> Extracted records
<<<<

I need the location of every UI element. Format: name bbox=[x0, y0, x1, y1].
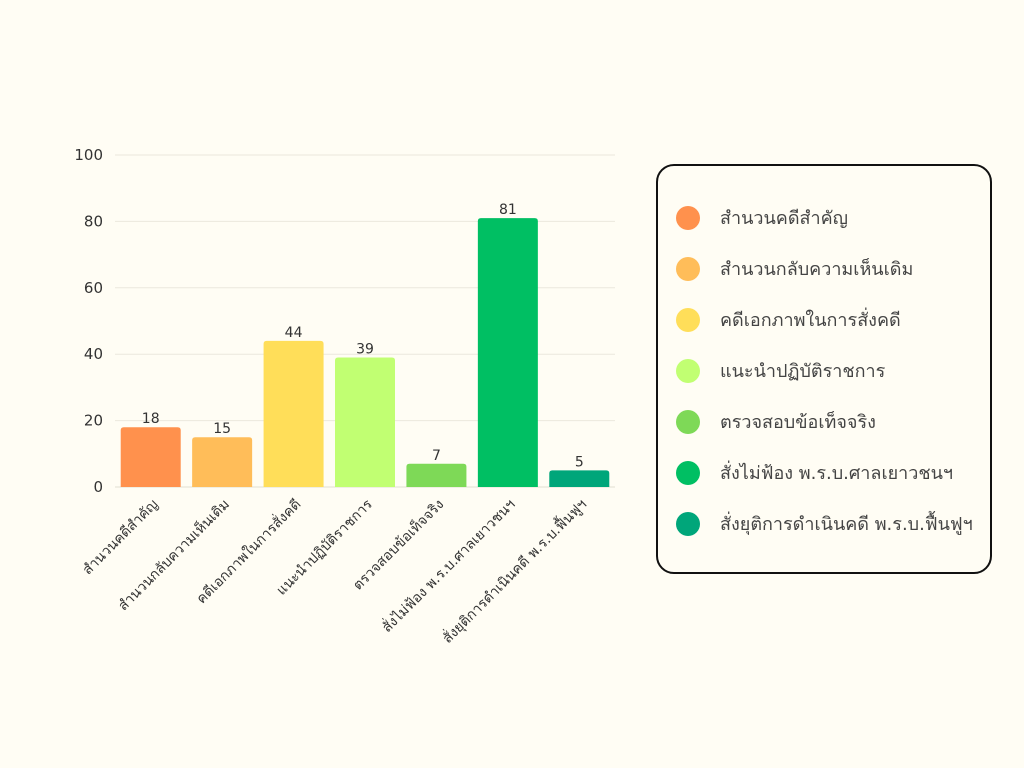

>>>>
<<<<

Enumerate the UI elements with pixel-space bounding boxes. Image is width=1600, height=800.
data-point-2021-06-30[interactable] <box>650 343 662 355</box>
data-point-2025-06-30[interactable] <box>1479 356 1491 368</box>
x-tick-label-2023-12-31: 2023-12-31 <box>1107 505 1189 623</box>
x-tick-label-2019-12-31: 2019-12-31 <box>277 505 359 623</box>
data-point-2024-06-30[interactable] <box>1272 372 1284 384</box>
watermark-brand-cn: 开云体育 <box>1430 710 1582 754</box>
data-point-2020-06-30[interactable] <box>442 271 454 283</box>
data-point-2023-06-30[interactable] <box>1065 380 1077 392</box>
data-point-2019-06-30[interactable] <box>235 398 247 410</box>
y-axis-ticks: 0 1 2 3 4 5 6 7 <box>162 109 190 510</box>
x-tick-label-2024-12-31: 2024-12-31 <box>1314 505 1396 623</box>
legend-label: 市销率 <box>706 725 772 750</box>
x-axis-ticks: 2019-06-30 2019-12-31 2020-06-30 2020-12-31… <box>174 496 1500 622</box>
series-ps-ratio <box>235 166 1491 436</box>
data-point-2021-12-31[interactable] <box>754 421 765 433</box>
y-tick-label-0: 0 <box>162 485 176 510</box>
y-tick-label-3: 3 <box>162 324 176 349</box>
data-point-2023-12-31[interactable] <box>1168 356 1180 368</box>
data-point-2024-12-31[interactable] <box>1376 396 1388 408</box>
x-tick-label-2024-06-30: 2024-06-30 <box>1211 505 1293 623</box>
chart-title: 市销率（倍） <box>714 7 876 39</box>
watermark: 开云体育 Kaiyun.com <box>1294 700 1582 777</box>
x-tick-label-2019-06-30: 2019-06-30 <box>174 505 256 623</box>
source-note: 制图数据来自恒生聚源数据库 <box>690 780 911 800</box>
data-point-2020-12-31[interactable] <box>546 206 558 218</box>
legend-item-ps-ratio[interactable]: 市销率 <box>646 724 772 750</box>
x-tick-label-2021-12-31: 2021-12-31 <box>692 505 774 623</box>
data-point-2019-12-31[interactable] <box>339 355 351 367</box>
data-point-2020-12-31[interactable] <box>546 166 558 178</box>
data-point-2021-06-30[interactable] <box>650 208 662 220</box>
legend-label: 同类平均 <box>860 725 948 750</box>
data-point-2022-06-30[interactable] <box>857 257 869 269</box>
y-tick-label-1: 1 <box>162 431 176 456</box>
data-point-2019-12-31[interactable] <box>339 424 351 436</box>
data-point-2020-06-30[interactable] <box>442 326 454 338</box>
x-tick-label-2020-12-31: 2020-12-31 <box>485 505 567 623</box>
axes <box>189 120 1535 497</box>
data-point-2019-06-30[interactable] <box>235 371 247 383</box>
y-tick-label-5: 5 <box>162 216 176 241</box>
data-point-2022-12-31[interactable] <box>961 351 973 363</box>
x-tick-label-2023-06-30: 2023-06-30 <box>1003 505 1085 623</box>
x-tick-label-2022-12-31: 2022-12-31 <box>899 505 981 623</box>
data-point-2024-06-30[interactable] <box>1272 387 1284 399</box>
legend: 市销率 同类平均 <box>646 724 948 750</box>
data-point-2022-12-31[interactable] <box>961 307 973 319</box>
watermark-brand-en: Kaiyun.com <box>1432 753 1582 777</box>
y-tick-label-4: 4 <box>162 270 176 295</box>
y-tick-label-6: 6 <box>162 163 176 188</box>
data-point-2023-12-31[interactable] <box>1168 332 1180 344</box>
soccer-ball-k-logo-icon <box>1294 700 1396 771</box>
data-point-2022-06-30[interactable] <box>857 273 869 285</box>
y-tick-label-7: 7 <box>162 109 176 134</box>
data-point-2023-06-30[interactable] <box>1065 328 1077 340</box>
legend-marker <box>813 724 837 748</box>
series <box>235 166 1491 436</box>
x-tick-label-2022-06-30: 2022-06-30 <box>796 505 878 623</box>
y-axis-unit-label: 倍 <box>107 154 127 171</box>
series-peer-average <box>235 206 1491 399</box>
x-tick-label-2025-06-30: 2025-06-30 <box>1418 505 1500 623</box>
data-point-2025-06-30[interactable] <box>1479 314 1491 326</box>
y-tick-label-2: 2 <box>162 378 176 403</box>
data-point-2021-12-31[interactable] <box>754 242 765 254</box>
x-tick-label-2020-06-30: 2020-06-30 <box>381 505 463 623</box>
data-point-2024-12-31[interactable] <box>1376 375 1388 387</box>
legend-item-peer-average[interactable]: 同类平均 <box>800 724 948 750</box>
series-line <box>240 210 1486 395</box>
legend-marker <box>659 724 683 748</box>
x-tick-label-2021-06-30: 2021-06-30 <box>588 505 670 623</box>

>>>>
<<<<

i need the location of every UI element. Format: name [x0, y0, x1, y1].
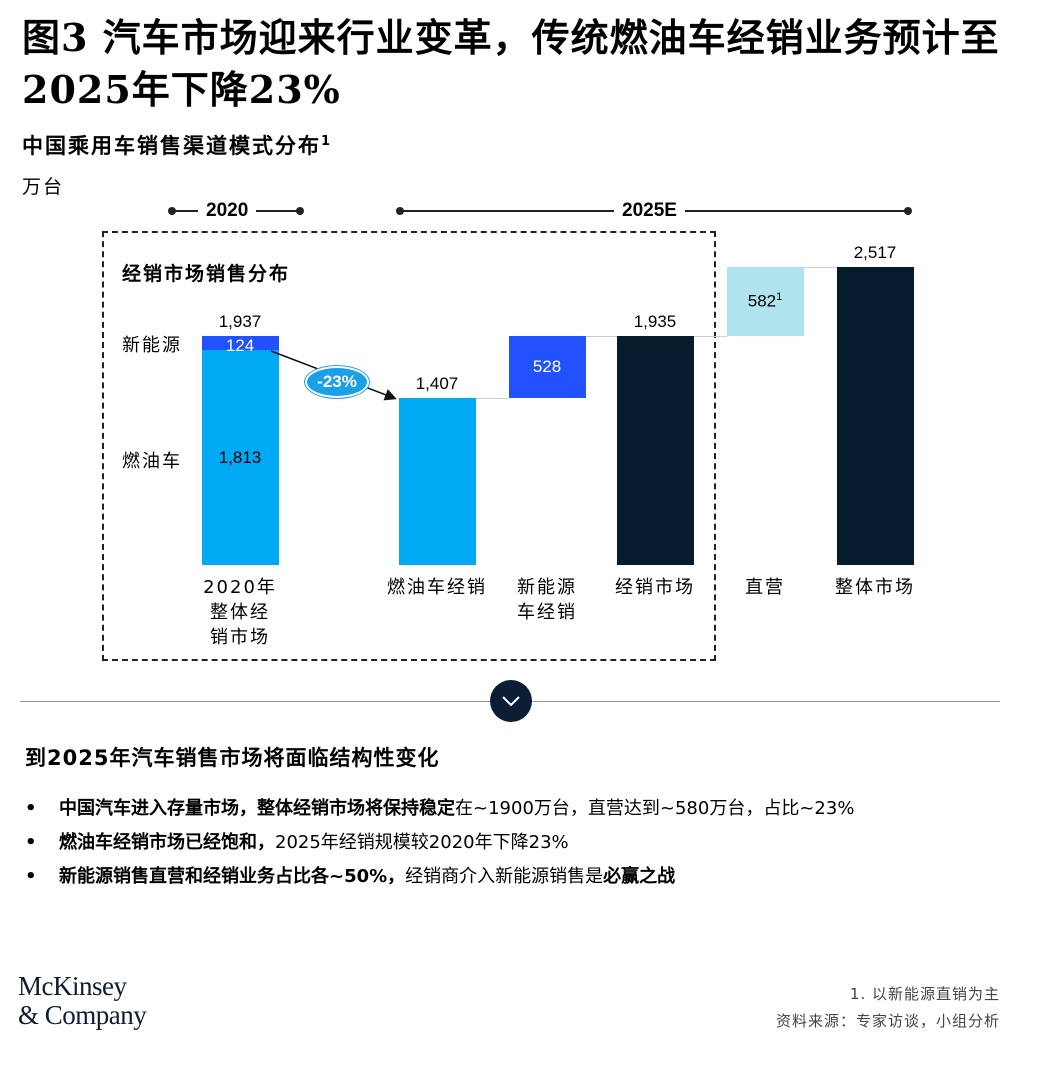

>>>>

Please retype the stretch of the listing from the line containing "Enumerate the UI" through the line containing "data-point-2020-12-31[interactable] <box>546 166", both of those lines included, without changing a character.

> Solution to this exercise
Enumerate the UI elements with pixel-space bounding boxes. Image is width=1600, height=800.
data-point-2021-06-30[interactable] <box>650 343 662 355</box>
data-point-2025-06-30[interactable] <box>1479 356 1491 368</box>
x-tick-label-2023-12-31: 2023-12-31 <box>1107 505 1189 623</box>
x-tick-label-2019-12-31: 2019-12-31 <box>277 505 359 623</box>
data-point-2024-06-30[interactable] <box>1272 372 1284 384</box>
watermark-brand-cn: 开云体育 <box>1430 710 1582 754</box>
data-point-2020-06-30[interactable] <box>442 271 454 283</box>
data-point-2023-06-30[interactable] <box>1065 380 1077 392</box>
data-point-2019-06-30[interactable] <box>235 398 247 410</box>
y-axis-ticks: 0 1 2 3 4 5 6 7 <box>162 109 190 510</box>
x-tick-label-2024-12-31: 2024-12-31 <box>1314 505 1396 623</box>
legend-label: 市销率 <box>706 725 772 750</box>
x-axis-ticks: 2019-06-30 2019-12-31 2020-06-30 2020-12-31… <box>174 496 1500 622</box>
series-ps-ratio <box>235 166 1491 436</box>
data-point-2021-12-31[interactable] <box>754 421 765 433</box>
y-tick-label-0: 0 <box>162 485 176 510</box>
y-tick-label-3: 3 <box>162 324 176 349</box>
data-point-2023-12-31[interactable] <box>1168 356 1180 368</box>
data-point-2024-12-31[interactable] <box>1376 396 1388 408</box>
x-tick-label-2024-06-30: 2024-06-30 <box>1211 505 1293 623</box>
chart-title: 市销率（倍） <box>714 7 876 39</box>
watermark: 开云体育 Kaiyun.com <box>1294 700 1582 777</box>
x-tick-label-2019-06-30: 2019-06-30 <box>174 505 256 623</box>
source-note: 制图数据来自恒生聚源数据库 <box>690 780 911 800</box>
data-point-2020-12-31[interactable] <box>546 206 558 218</box>
legend-item-ps-ratio[interactable]: 市销率 <box>646 724 772 750</box>
x-tick-label-2021-12-31: 2021-12-31 <box>692 505 774 623</box>
data-point-2019-12-31[interactable] <box>339 355 351 367</box>
data-point-2020-12-31[interactable] <box>546 166 558 178</box>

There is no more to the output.